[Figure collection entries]
— begin —

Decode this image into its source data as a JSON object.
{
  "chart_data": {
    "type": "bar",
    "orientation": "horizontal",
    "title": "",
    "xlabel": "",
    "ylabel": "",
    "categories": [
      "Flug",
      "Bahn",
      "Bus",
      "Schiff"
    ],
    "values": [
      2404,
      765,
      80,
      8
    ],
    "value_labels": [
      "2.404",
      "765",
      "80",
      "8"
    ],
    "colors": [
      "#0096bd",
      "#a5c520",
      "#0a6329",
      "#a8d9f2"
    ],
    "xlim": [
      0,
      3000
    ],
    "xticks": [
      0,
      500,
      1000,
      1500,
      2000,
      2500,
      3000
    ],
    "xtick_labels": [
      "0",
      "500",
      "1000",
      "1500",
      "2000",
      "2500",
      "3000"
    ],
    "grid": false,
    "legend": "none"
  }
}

— end —

Aim of the task:
Exactly reproduce all of the entries.

Complete output:
Decode this image into its source data as a JSON object.
{
  "chart_data": {
    "type": "bar",
    "orientation": "horizontal",
    "title": "",
    "xlabel": "",
    "ylabel": "",
    "categories": [
      "Flug",
      "Bahn",
      "Bus",
      "Schiff"
    ],
    "values": [
      2404,
      765,
      80,
      8
    ],
    "value_labels": [
      "2.404",
      "765",
      "80",
      "8"
    ],
    "colors": [
      "#0096bd",
      "#a5c520",
      "#0a6329",
      "#a8d9f2"
    ],
    "xlim": [
      0,
      3000
    ],
    "xticks": [
      0,
      500,
      1000,
      1500,
      2000,
      2500,
      3000
    ],
    "xtick_labels": [
      "0",
      "500",
      "1000",
      "1500",
      "2000",
      "2500",
      "3000"
    ],
    "grid": false,
    "legend": "none"
  }
}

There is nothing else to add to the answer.